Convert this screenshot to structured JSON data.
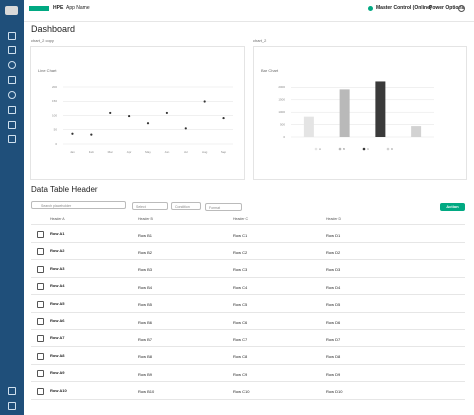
{
  "header": {
    "brand": "HPE",
    "app_name": "App Name",
    "status": "Master Control (Online)",
    "power": "Power Options"
  },
  "page_title": "Dashboard",
  "charts": [
    {
      "label": "chart_2 copy",
      "type": "scatter",
      "title": "Line Chart",
      "categories": [
        "Jan",
        "Feb",
        "Mar",
        "Apr",
        "May",
        "Jun",
        "Jul",
        "Aug",
        "Sep"
      ],
      "values": [
        36,
        33,
        109,
        98,
        73,
        109,
        55,
        149,
        91
      ],
      "color": "#333333",
      "ylim": [
        0,
        200
      ],
      "yticks": [
        0,
        50,
        100,
        150,
        200
      ],
      "grid": true
    },
    {
      "label": "chart_2",
      "type": "bar",
      "title": "Bar Chart",
      "categories": [
        "A",
        "B",
        "C",
        "D"
      ],
      "values": [
        820,
        1920,
        2240,
        440
      ],
      "colors": [
        "#e4e4e4",
        "#b9b9b9",
        "#3a3a3a",
        "#d2d2d2"
      ],
      "ylim": [
        0,
        2500
      ],
      "yticks": [
        0,
        500,
        1000,
        1500,
        2000
      ],
      "grid": true
    }
  ],
  "table": {
    "title": "Data Table Header",
    "search_placeholder": "Search placeholder",
    "filters": [
      "Select",
      "Condition",
      "Format"
    ],
    "action": "Action",
    "headers": [
      "Header A",
      "Header B",
      "Header C",
      "Header D"
    ],
    "rows": [
      [
        "Row A1",
        "Row B1",
        "Row C1",
        "Row D1"
      ],
      [
        "Row A2",
        "Row B2",
        "Row C2",
        "Row D2"
      ],
      [
        "Row A3",
        "Row B3",
        "Row C3",
        "Row D3"
      ],
      [
        "Row A4",
        "Row B4",
        "Row C4",
        "Row D4"
      ],
      [
        "Row A5",
        "Row B5",
        "Row C5",
        "Row D5"
      ],
      [
        "Row A6",
        "Row B6",
        "Row C6",
        "Row D6"
      ],
      [
        "Row A7",
        "Row B7",
        "Row C7",
        "Row D7"
      ],
      [
        "Row A8",
        "Row B8",
        "Row C8",
        "Row D8"
      ],
      [
        "Row A9",
        "Row B9",
        "Row C9",
        "Row D9"
      ],
      [
        "Row A10",
        "Row B10",
        "Row C10",
        "Row D10"
      ]
    ]
  }
}
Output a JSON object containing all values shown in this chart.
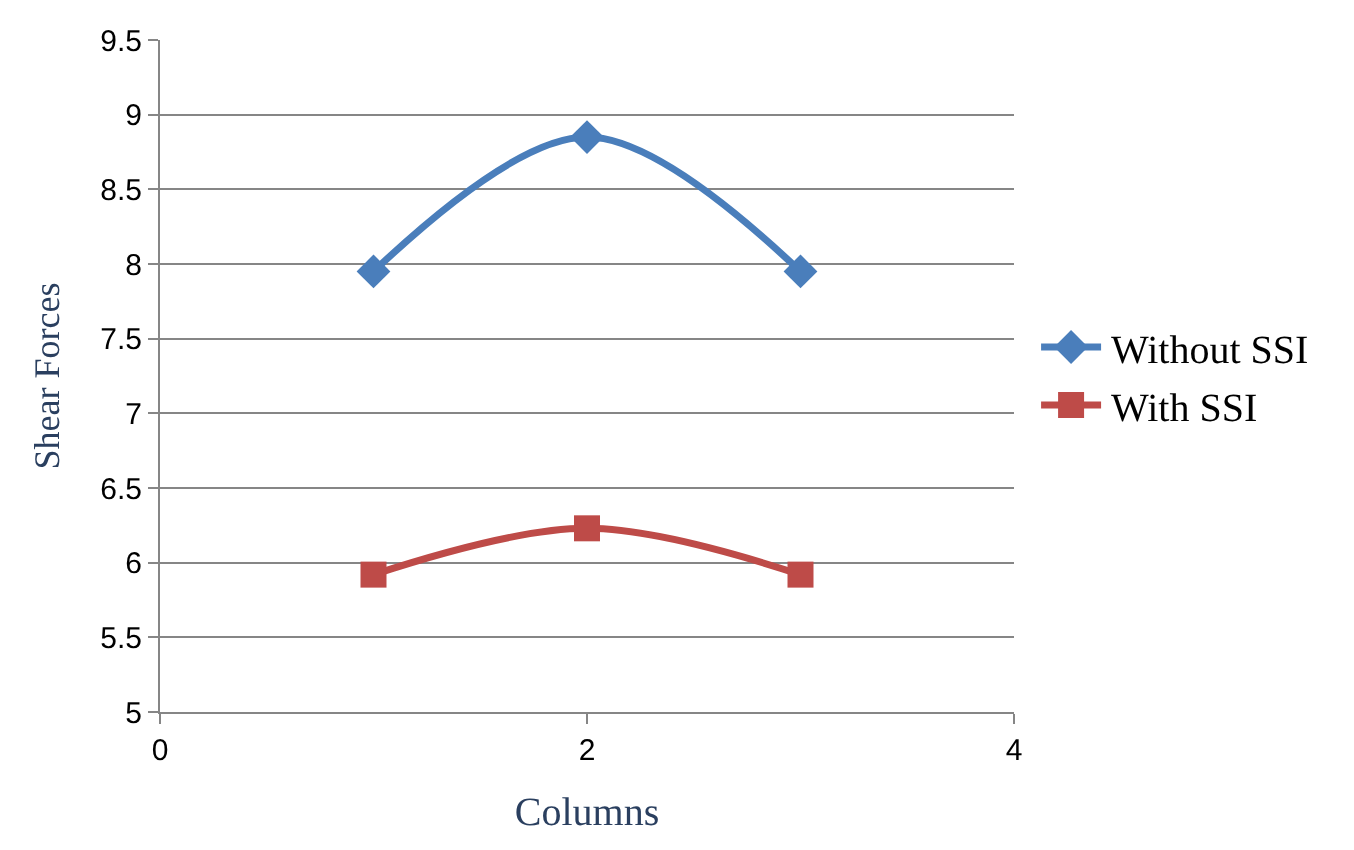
{
  "chart_data": {
    "type": "line",
    "xlabel": "Columns",
    "ylabel": "Shear Forces",
    "x": [
      1,
      2,
      3
    ],
    "series": [
      {
        "name": "Without SSI",
        "color": "#4a7ebb",
        "values": [
          7.95,
          8.85,
          7.95
        ],
        "marker": "diamond"
      },
      {
        "name": "With SSI",
        "color": "#be4b48",
        "values": [
          5.92,
          6.23,
          5.92
        ],
        "marker": "square"
      }
    ],
    "xlim": [
      0,
      4
    ],
    "xticks": [
      0,
      2,
      4
    ],
    "ylim": [
      5,
      9.5
    ],
    "yticks": [
      5,
      5.5,
      6,
      6.5,
      7,
      7.5,
      8,
      8.5,
      9,
      9.5
    ],
    "grid": "y",
    "legend": "right",
    "line_style": "solid"
  }
}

### TASK GOAL
Set the data above down again exactly as given, with no pictures.

### SOLUTION TO THIS EXERCISE
Convert this screenshot to structured JSON data.
{
  "header": {
    "brand": "HPE",
    "app_name": "App Name",
    "status": "Master Control (Online)",
    "power": "Power Options"
  },
  "page_title": "Dashboard",
  "charts": [
    {
      "label": "chart_2 copy",
      "type": "scatter",
      "title": "Line Chart",
      "categories": [
        "Jan",
        "Feb",
        "Mar",
        "Apr",
        "May",
        "Jun",
        "Jul",
        "Aug",
        "Sep"
      ],
      "values": [
        36,
        33,
        109,
        98,
        73,
        109,
        55,
        149,
        91
      ],
      "color": "#333333",
      "ylim": [
        0,
        200
      ],
      "yticks": [
        0,
        50,
        100,
        150,
        200
      ],
      "grid": true
    },
    {
      "label": "chart_2",
      "type": "bar",
      "title": "Bar Chart",
      "categories": [
        "A",
        "B",
        "C",
        "D"
      ],
      "values": [
        820,
        1920,
        2240,
        440
      ],
      "colors": [
        "#e4e4e4",
        "#b9b9b9",
        "#3a3a3a",
        "#d2d2d2"
      ],
      "ylim": [
        0,
        2500
      ],
      "yticks": [
        0,
        500,
        1000,
        1500,
        2000
      ],
      "grid": true
    }
  ],
  "table": {
    "title": "Data Table Header",
    "search_placeholder": "Search placeholder",
    "filters": [
      "Select",
      "Condition",
      "Format"
    ],
    "action": "Action",
    "headers": [
      "Header A",
      "Header B",
      "Header C",
      "Header D"
    ],
    "rows": [
      [
        "Row A1",
        "Row B1",
        "Row C1",
        "Row D1"
      ],
      [
        "Row A2",
        "Row B2",
        "Row C2",
        "Row D2"
      ],
      [
        "Row A3",
        "Row B3",
        "Row C3",
        "Row D3"
      ],
      [
        "Row A4",
        "Row B4",
        "Row C4",
        "Row D4"
      ],
      [
        "Row A5",
        "Row B5",
        "Row C5",
        "Row D5"
      ],
      [
        "Row A6",
        "Row B6",
        "Row C6",
        "Row D6"
      ],
      [
        "Row A7",
        "Row B7",
        "Row C7",
        "Row D7"
      ],
      [
        "Row A8",
        "Row B8",
        "Row C8",
        "Row D8"
      ],
      [
        "Row A9",
        "Row B9",
        "Row C9",
        "Row D9"
      ],
      [
        "Row A10",
        "Row B10",
        "Row C10",
        "Row D10"
      ]
    ]
  }
}
Output a JSON object containing all values shown in this chart.
{
  "chart_data": {
    "type": "line",
    "xlabel": "Columns",
    "ylabel": "Shear Forces",
    "x": [
      1,
      2,
      3
    ],
    "series": [
      {
        "name": "Without SSI",
        "color": "#4a7ebb",
        "values": [
          7.95,
          8.85,
          7.95
        ],
        "marker": "diamond"
      },
      {
        "name": "With SSI",
        "color": "#be4b48",
        "values": [
          5.92,
          6.23,
          5.92
        ],
        "marker": "square"
      }
    ],
    "xlim": [
      0,
      4
    ],
    "xticks": [
      0,
      2,
      4
    ],
    "ylim": [
      5,
      9.5
    ],
    "yticks": [
      5,
      5.5,
      6,
      6.5,
      7,
      7.5,
      8,
      8.5,
      9,
      9.5
    ],
    "grid": "y",
    "legend": "right",
    "line_style": "solid"
  }
}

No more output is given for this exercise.